WRITTEN EXERCISE:
The entries below are to be transcribed in full, without their images.

_ _ _ _

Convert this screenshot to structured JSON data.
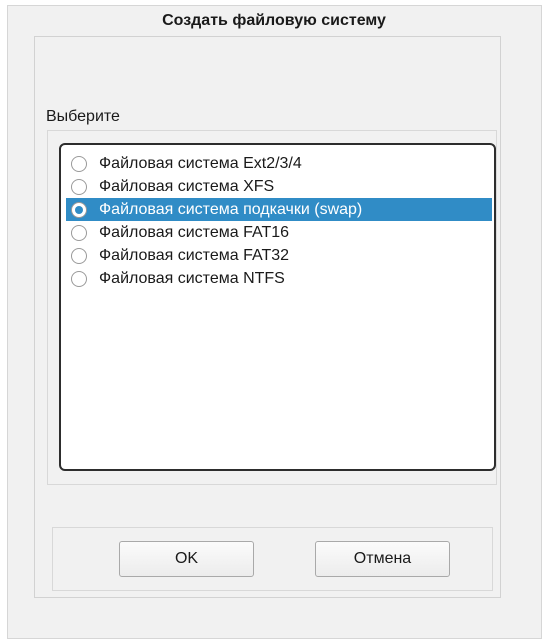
{
  "dialog": {
    "title": "Создать файловую систему",
    "choose_label": "Выберите",
    "options": [
      {
        "label": "Файловая система Ext2/3/4",
        "selected": false
      },
      {
        "label": "Файловая система XFS",
        "selected": false
      },
      {
        "label": "Файловая система подкачки (swap)",
        "selected": true
      },
      {
        "label": "Файловая система FAT16",
        "selected": false
      },
      {
        "label": "Файловая система FAT32",
        "selected": false
      },
      {
        "label": "Файловая система NTFS",
        "selected": false
      }
    ],
    "ok_label": "OK",
    "cancel_label": "Отмена"
  },
  "colors": {
    "selection": "#308cc6",
    "window_bg": "#f1f1f1"
  }
}
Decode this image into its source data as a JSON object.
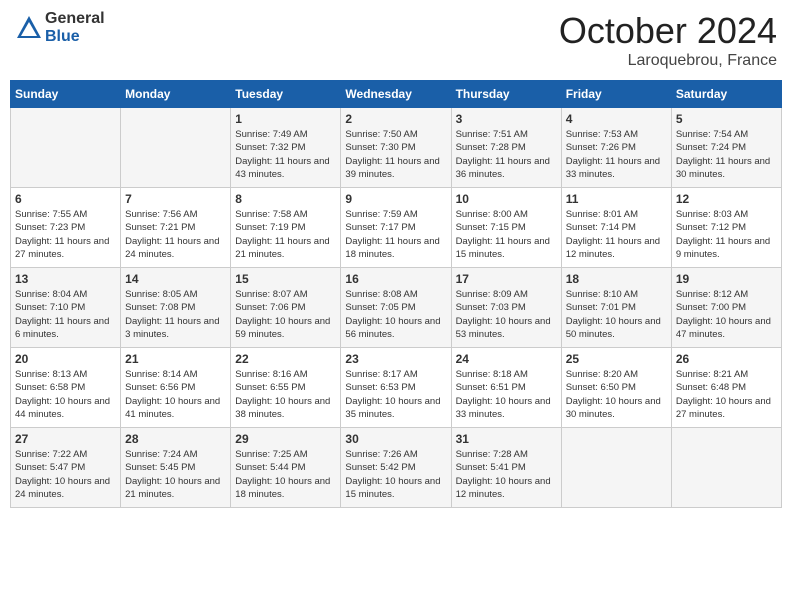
{
  "header": {
    "logo_general": "General",
    "logo_blue": "Blue",
    "month_title": "October 2024",
    "location": "Laroquebrou, France"
  },
  "days_of_week": [
    "Sunday",
    "Monday",
    "Tuesday",
    "Wednesday",
    "Thursday",
    "Friday",
    "Saturday"
  ],
  "weeks": [
    [
      {
        "day": "",
        "sunrise": "",
        "sunset": "",
        "daylight": ""
      },
      {
        "day": "",
        "sunrise": "",
        "sunset": "",
        "daylight": ""
      },
      {
        "day": "1",
        "sunrise": "Sunrise: 7:49 AM",
        "sunset": "Sunset: 7:32 PM",
        "daylight": "Daylight: 11 hours and 43 minutes."
      },
      {
        "day": "2",
        "sunrise": "Sunrise: 7:50 AM",
        "sunset": "Sunset: 7:30 PM",
        "daylight": "Daylight: 11 hours and 39 minutes."
      },
      {
        "day": "3",
        "sunrise": "Sunrise: 7:51 AM",
        "sunset": "Sunset: 7:28 PM",
        "daylight": "Daylight: 11 hours and 36 minutes."
      },
      {
        "day": "4",
        "sunrise": "Sunrise: 7:53 AM",
        "sunset": "Sunset: 7:26 PM",
        "daylight": "Daylight: 11 hours and 33 minutes."
      },
      {
        "day": "5",
        "sunrise": "Sunrise: 7:54 AM",
        "sunset": "Sunset: 7:24 PM",
        "daylight": "Daylight: 11 hours and 30 minutes."
      }
    ],
    [
      {
        "day": "6",
        "sunrise": "Sunrise: 7:55 AM",
        "sunset": "Sunset: 7:23 PM",
        "daylight": "Daylight: 11 hours and 27 minutes."
      },
      {
        "day": "7",
        "sunrise": "Sunrise: 7:56 AM",
        "sunset": "Sunset: 7:21 PM",
        "daylight": "Daylight: 11 hours and 24 minutes."
      },
      {
        "day": "8",
        "sunrise": "Sunrise: 7:58 AM",
        "sunset": "Sunset: 7:19 PM",
        "daylight": "Daylight: 11 hours and 21 minutes."
      },
      {
        "day": "9",
        "sunrise": "Sunrise: 7:59 AM",
        "sunset": "Sunset: 7:17 PM",
        "daylight": "Daylight: 11 hours and 18 minutes."
      },
      {
        "day": "10",
        "sunrise": "Sunrise: 8:00 AM",
        "sunset": "Sunset: 7:15 PM",
        "daylight": "Daylight: 11 hours and 15 minutes."
      },
      {
        "day": "11",
        "sunrise": "Sunrise: 8:01 AM",
        "sunset": "Sunset: 7:14 PM",
        "daylight": "Daylight: 11 hours and 12 minutes."
      },
      {
        "day": "12",
        "sunrise": "Sunrise: 8:03 AM",
        "sunset": "Sunset: 7:12 PM",
        "daylight": "Daylight: 11 hours and 9 minutes."
      }
    ],
    [
      {
        "day": "13",
        "sunrise": "Sunrise: 8:04 AM",
        "sunset": "Sunset: 7:10 PM",
        "daylight": "Daylight: 11 hours and 6 minutes."
      },
      {
        "day": "14",
        "sunrise": "Sunrise: 8:05 AM",
        "sunset": "Sunset: 7:08 PM",
        "daylight": "Daylight: 11 hours and 3 minutes."
      },
      {
        "day": "15",
        "sunrise": "Sunrise: 8:07 AM",
        "sunset": "Sunset: 7:06 PM",
        "daylight": "Daylight: 10 hours and 59 minutes."
      },
      {
        "day": "16",
        "sunrise": "Sunrise: 8:08 AM",
        "sunset": "Sunset: 7:05 PM",
        "daylight": "Daylight: 10 hours and 56 minutes."
      },
      {
        "day": "17",
        "sunrise": "Sunrise: 8:09 AM",
        "sunset": "Sunset: 7:03 PM",
        "daylight": "Daylight: 10 hours and 53 minutes."
      },
      {
        "day": "18",
        "sunrise": "Sunrise: 8:10 AM",
        "sunset": "Sunset: 7:01 PM",
        "daylight": "Daylight: 10 hours and 50 minutes."
      },
      {
        "day": "19",
        "sunrise": "Sunrise: 8:12 AM",
        "sunset": "Sunset: 7:00 PM",
        "daylight": "Daylight: 10 hours and 47 minutes."
      }
    ],
    [
      {
        "day": "20",
        "sunrise": "Sunrise: 8:13 AM",
        "sunset": "Sunset: 6:58 PM",
        "daylight": "Daylight: 10 hours and 44 minutes."
      },
      {
        "day": "21",
        "sunrise": "Sunrise: 8:14 AM",
        "sunset": "Sunset: 6:56 PM",
        "daylight": "Daylight: 10 hours and 41 minutes."
      },
      {
        "day": "22",
        "sunrise": "Sunrise: 8:16 AM",
        "sunset": "Sunset: 6:55 PM",
        "daylight": "Daylight: 10 hours and 38 minutes."
      },
      {
        "day": "23",
        "sunrise": "Sunrise: 8:17 AM",
        "sunset": "Sunset: 6:53 PM",
        "daylight": "Daylight: 10 hours and 35 minutes."
      },
      {
        "day": "24",
        "sunrise": "Sunrise: 8:18 AM",
        "sunset": "Sunset: 6:51 PM",
        "daylight": "Daylight: 10 hours and 33 minutes."
      },
      {
        "day": "25",
        "sunrise": "Sunrise: 8:20 AM",
        "sunset": "Sunset: 6:50 PM",
        "daylight": "Daylight: 10 hours and 30 minutes."
      },
      {
        "day": "26",
        "sunrise": "Sunrise: 8:21 AM",
        "sunset": "Sunset: 6:48 PM",
        "daylight": "Daylight: 10 hours and 27 minutes."
      }
    ],
    [
      {
        "day": "27",
        "sunrise": "Sunrise: 7:22 AM",
        "sunset": "Sunset: 5:47 PM",
        "daylight": "Daylight: 10 hours and 24 minutes."
      },
      {
        "day": "28",
        "sunrise": "Sunrise: 7:24 AM",
        "sunset": "Sunset: 5:45 PM",
        "daylight": "Daylight: 10 hours and 21 minutes."
      },
      {
        "day": "29",
        "sunrise": "Sunrise: 7:25 AM",
        "sunset": "Sunset: 5:44 PM",
        "daylight": "Daylight: 10 hours and 18 minutes."
      },
      {
        "day": "30",
        "sunrise": "Sunrise: 7:26 AM",
        "sunset": "Sunset: 5:42 PM",
        "daylight": "Daylight: 10 hours and 15 minutes."
      },
      {
        "day": "31",
        "sunrise": "Sunrise: 7:28 AM",
        "sunset": "Sunset: 5:41 PM",
        "daylight": "Daylight: 10 hours and 12 minutes."
      },
      {
        "day": "",
        "sunrise": "",
        "sunset": "",
        "daylight": ""
      },
      {
        "day": "",
        "sunrise": "",
        "sunset": "",
        "daylight": ""
      }
    ]
  ]
}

_ _ _ _

ANSWER BELOW:
Convert this screenshot to structured JSON data.
{
  "dialog": {
    "title": "Создать файловую систему",
    "choose_label": "Выберите",
    "options": [
      {
        "label": "Файловая система Ext2/3/4",
        "selected": false
      },
      {
        "label": "Файловая система XFS",
        "selected": false
      },
      {
        "label": "Файловая система подкачки (swap)",
        "selected": true
      },
      {
        "label": "Файловая система FAT16",
        "selected": false
      },
      {
        "label": "Файловая система FAT32",
        "selected": false
      },
      {
        "label": "Файловая система NTFS",
        "selected": false
      }
    ],
    "ok_label": "OK",
    "cancel_label": "Отмена"
  },
  "colors": {
    "selection": "#308cc6",
    "window_bg": "#f1f1f1"
  }
}
Decode this image into its source data as a JSON object.
{
  "header": {
    "logo_general": "General",
    "logo_blue": "Blue",
    "month_title": "October 2024",
    "location": "Laroquebrou, France"
  },
  "days_of_week": [
    "Sunday",
    "Monday",
    "Tuesday",
    "Wednesday",
    "Thursday",
    "Friday",
    "Saturday"
  ],
  "weeks": [
    [
      {
        "day": "",
        "sunrise": "",
        "sunset": "",
        "daylight": ""
      },
      {
        "day": "",
        "sunrise": "",
        "sunset": "",
        "daylight": ""
      },
      {
        "day": "1",
        "sunrise": "Sunrise: 7:49 AM",
        "sunset": "Sunset: 7:32 PM",
        "daylight": "Daylight: 11 hours and 43 minutes."
      },
      {
        "day": "2",
        "sunrise": "Sunrise: 7:50 AM",
        "sunset": "Sunset: 7:30 PM",
        "daylight": "Daylight: 11 hours and 39 minutes."
      },
      {
        "day": "3",
        "sunrise": "Sunrise: 7:51 AM",
        "sunset": "Sunset: 7:28 PM",
        "daylight": "Daylight: 11 hours and 36 minutes."
      },
      {
        "day": "4",
        "sunrise": "Sunrise: 7:53 AM",
        "sunset": "Sunset: 7:26 PM",
        "daylight": "Daylight: 11 hours and 33 minutes."
      },
      {
        "day": "5",
        "sunrise": "Sunrise: 7:54 AM",
        "sunset": "Sunset: 7:24 PM",
        "daylight": "Daylight: 11 hours and 30 minutes."
      }
    ],
    [
      {
        "day": "6",
        "sunrise": "Sunrise: 7:55 AM",
        "sunset": "Sunset: 7:23 PM",
        "daylight": "Daylight: 11 hours and 27 minutes."
      },
      {
        "day": "7",
        "sunrise": "Sunrise: 7:56 AM",
        "sunset": "Sunset: 7:21 PM",
        "daylight": "Daylight: 11 hours and 24 minutes."
      },
      {
        "day": "8",
        "sunrise": "Sunrise: 7:58 AM",
        "sunset": "Sunset: 7:19 PM",
        "daylight": "Daylight: 11 hours and 21 minutes."
      },
      {
        "day": "9",
        "sunrise": "Sunrise: 7:59 AM",
        "sunset": "Sunset: 7:17 PM",
        "daylight": "Daylight: 11 hours and 18 minutes."
      },
      {
        "day": "10",
        "sunrise": "Sunrise: 8:00 AM",
        "sunset": "Sunset: 7:15 PM",
        "daylight": "Daylight: 11 hours and 15 minutes."
      },
      {
        "day": "11",
        "sunrise": "Sunrise: 8:01 AM",
        "sunset": "Sunset: 7:14 PM",
        "daylight": "Daylight: 11 hours and 12 minutes."
      },
      {
        "day": "12",
        "sunrise": "Sunrise: 8:03 AM",
        "sunset": "Sunset: 7:12 PM",
        "daylight": "Daylight: 11 hours and 9 minutes."
      }
    ],
    [
      {
        "day": "13",
        "sunrise": "Sunrise: 8:04 AM",
        "sunset": "Sunset: 7:10 PM",
        "daylight": "Daylight: 11 hours and 6 minutes."
      },
      {
        "day": "14",
        "sunrise": "Sunrise: 8:05 AM",
        "sunset": "Sunset: 7:08 PM",
        "daylight": "Daylight: 11 hours and 3 minutes."
      },
      {
        "day": "15",
        "sunrise": "Sunrise: 8:07 AM",
        "sunset": "Sunset: 7:06 PM",
        "daylight": "Daylight: 10 hours and 59 minutes."
      },
      {
        "day": "16",
        "sunrise": "Sunrise: 8:08 AM",
        "sunset": "Sunset: 7:05 PM",
        "daylight": "Daylight: 10 hours and 56 minutes."
      },
      {
        "day": "17",
        "sunrise": "Sunrise: 8:09 AM",
        "sunset": "Sunset: 7:03 PM",
        "daylight": "Daylight: 10 hours and 53 minutes."
      },
      {
        "day": "18",
        "sunrise": "Sunrise: 8:10 AM",
        "sunset": "Sunset: 7:01 PM",
        "daylight": "Daylight: 10 hours and 50 minutes."
      },
      {
        "day": "19",
        "sunrise": "Sunrise: 8:12 AM",
        "sunset": "Sunset: 7:00 PM",
        "daylight": "Daylight: 10 hours and 47 minutes."
      }
    ],
    [
      {
        "day": "20",
        "sunrise": "Sunrise: 8:13 AM",
        "sunset": "Sunset: 6:58 PM",
        "daylight": "Daylight: 10 hours and 44 minutes."
      },
      {
        "day": "21",
        "sunrise": "Sunrise: 8:14 AM",
        "sunset": "Sunset: 6:56 PM",
        "daylight": "Daylight: 10 hours and 41 minutes."
      },
      {
        "day": "22",
        "sunrise": "Sunrise: 8:16 AM",
        "sunset": "Sunset: 6:55 PM",
        "daylight": "Daylight: 10 hours and 38 minutes."
      },
      {
        "day": "23",
        "sunrise": "Sunrise: 8:17 AM",
        "sunset": "Sunset: 6:53 PM",
        "daylight": "Daylight: 10 hours and 35 minutes."
      },
      {
        "day": "24",
        "sunrise": "Sunrise: 8:18 AM",
        "sunset": "Sunset: 6:51 PM",
        "daylight": "Daylight: 10 hours and 33 minutes."
      },
      {
        "day": "25",
        "sunrise": "Sunrise: 8:20 AM",
        "sunset": "Sunset: 6:50 PM",
        "daylight": "Daylight: 10 hours and 30 minutes."
      },
      {
        "day": "26",
        "sunrise": "Sunrise: 8:21 AM",
        "sunset": "Sunset: 6:48 PM",
        "daylight": "Daylight: 10 hours and 27 minutes."
      }
    ],
    [
      {
        "day": "27",
        "sunrise": "Sunrise: 7:22 AM",
        "sunset": "Sunset: 5:47 PM",
        "daylight": "Daylight: 10 hours and 24 minutes."
      },
      {
        "day": "28",
        "sunrise": "Sunrise: 7:24 AM",
        "sunset": "Sunset: 5:45 PM",
        "daylight": "Daylight: 10 hours and 21 minutes."
      },
      {
        "day": "29",
        "sunrise": "Sunrise: 7:25 AM",
        "sunset": "Sunset: 5:44 PM",
        "daylight": "Daylight: 10 hours and 18 minutes."
      },
      {
        "day": "30",
        "sunrise": "Sunrise: 7:26 AM",
        "sunset": "Sunset: 5:42 PM",
        "daylight": "Daylight: 10 hours and 15 minutes."
      },
      {
        "day": "31",
        "sunrise": "Sunrise: 7:28 AM",
        "sunset": "Sunset: 5:41 PM",
        "daylight": "Daylight: 10 hours and 12 minutes."
      },
      {
        "day": "",
        "sunrise": "",
        "sunset": "",
        "daylight": ""
      },
      {
        "day": "",
        "sunrise": "",
        "sunset": "",
        "daylight": ""
      }
    ]
  ]
}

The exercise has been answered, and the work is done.